(Short task):
Please rewrite the material as a numbered list, starting at its first line and ending with the line that contains "fit-to-view-icon[interactable] [44, 124, 74, 156]", both included, with blank lines left out.

(Material to process):
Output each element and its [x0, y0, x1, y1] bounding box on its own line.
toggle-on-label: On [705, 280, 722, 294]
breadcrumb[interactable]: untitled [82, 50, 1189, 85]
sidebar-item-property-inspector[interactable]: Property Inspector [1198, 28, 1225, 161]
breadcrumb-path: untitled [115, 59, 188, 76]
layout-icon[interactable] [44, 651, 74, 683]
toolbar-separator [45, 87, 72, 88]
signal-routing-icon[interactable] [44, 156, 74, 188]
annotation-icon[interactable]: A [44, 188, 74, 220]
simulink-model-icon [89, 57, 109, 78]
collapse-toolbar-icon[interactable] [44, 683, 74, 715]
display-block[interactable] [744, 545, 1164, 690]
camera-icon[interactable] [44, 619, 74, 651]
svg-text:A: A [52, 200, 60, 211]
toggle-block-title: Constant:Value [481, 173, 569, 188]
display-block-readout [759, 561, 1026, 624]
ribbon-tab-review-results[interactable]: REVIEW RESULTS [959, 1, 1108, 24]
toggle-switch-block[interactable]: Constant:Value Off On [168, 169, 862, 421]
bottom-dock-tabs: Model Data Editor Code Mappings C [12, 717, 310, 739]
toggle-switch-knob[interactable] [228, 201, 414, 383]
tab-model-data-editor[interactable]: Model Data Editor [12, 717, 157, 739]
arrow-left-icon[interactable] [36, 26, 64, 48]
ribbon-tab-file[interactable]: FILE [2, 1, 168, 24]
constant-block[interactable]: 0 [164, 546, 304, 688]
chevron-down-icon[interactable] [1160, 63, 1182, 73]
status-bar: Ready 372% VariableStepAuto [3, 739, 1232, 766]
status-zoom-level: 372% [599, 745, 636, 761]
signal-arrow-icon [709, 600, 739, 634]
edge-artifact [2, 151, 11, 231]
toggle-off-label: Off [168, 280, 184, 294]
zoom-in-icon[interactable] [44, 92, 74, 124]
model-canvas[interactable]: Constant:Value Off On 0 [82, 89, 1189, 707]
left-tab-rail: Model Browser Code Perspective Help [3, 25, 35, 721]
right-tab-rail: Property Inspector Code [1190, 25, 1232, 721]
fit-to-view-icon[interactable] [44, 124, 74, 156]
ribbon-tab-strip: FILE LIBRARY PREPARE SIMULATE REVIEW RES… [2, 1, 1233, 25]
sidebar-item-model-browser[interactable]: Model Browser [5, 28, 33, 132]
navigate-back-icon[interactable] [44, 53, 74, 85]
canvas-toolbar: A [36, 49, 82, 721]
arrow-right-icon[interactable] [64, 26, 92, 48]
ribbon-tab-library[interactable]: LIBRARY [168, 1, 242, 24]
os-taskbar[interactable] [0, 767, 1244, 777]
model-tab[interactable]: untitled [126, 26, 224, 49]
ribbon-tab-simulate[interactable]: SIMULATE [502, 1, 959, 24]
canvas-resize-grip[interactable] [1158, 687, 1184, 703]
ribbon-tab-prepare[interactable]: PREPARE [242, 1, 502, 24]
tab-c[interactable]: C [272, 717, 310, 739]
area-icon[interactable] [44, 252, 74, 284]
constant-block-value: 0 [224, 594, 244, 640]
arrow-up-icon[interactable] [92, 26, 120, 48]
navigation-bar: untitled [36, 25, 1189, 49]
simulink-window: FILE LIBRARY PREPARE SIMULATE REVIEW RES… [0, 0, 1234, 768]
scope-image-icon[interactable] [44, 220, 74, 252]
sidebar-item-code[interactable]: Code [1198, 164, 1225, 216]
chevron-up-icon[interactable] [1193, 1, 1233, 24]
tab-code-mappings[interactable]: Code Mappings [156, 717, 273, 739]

(Full solution):
1. Output each element and its [x0, y0, x1, y1] bounding box on its own line.
2. toggle-on-label: On [705, 280, 722, 294]
3. breadcrumb[interactable]: untitled [82, 50, 1189, 85]
4. sidebar-item-property-inspector[interactable]: Property Inspector [1198, 28, 1225, 161]
5. breadcrumb-path: untitled [115, 59, 188, 76]
6. layout-icon[interactable] [44, 651, 74, 683]
7. toolbar-separator [45, 87, 72, 88]
8. signal-routing-icon[interactable] [44, 156, 74, 188]
9. annotation-icon[interactable]: A [44, 188, 74, 220]
10. simulink-model-icon [89, 57, 109, 78]
11. collapse-toolbar-icon[interactable] [44, 683, 74, 715]
12. display-block[interactable] [744, 545, 1164, 690]
13. camera-icon[interactable] [44, 619, 74, 651]
14. svg-text:A: A [52, 200, 60, 211]
15. toggle-block-title: Constant:Value [481, 173, 569, 188]
16. display-block-readout [759, 561, 1026, 624]
17. ribbon-tab-review-results[interactable]: REVIEW RESULTS [959, 1, 1108, 24]
18. toggle-switch-block[interactable]: Constant:Value Off On [168, 169, 862, 421]
19. bottom-dock-tabs: Model Data Editor Code Mappings C [12, 717, 310, 739]
20. toggle-switch-knob[interactable] [228, 201, 414, 383]
21. tab-model-data-editor[interactable]: Model Data Editor [12, 717, 157, 739]
22. arrow-left-icon[interactable] [36, 26, 64, 48]
23. ribbon-tab-file[interactable]: FILE [2, 1, 168, 24]
24. constant-block[interactable]: 0 [164, 546, 304, 688]
25. chevron-down-icon[interactable] [1160, 63, 1182, 73]
26. status-bar: Ready 372% VariableStepAuto [3, 739, 1232, 766]
27. status-zoom-level: 372% [599, 745, 636, 761]
28. signal-arrow-icon [709, 600, 739, 634]
29. edge-artifact [2, 151, 11, 231]
30. toggle-off-label: Off [168, 280, 184, 294]
31. zoom-in-icon[interactable] [44, 92, 74, 124]
32. model-canvas[interactable]: Constant:Value Off On 0 [82, 89, 1189, 707]
33. left-tab-rail: Model Browser Code Perspective Help [3, 25, 35, 721]
34. right-tab-rail: Property Inspector Code [1190, 25, 1232, 721]
35. fit-to-view-icon[interactable] [44, 124, 74, 156]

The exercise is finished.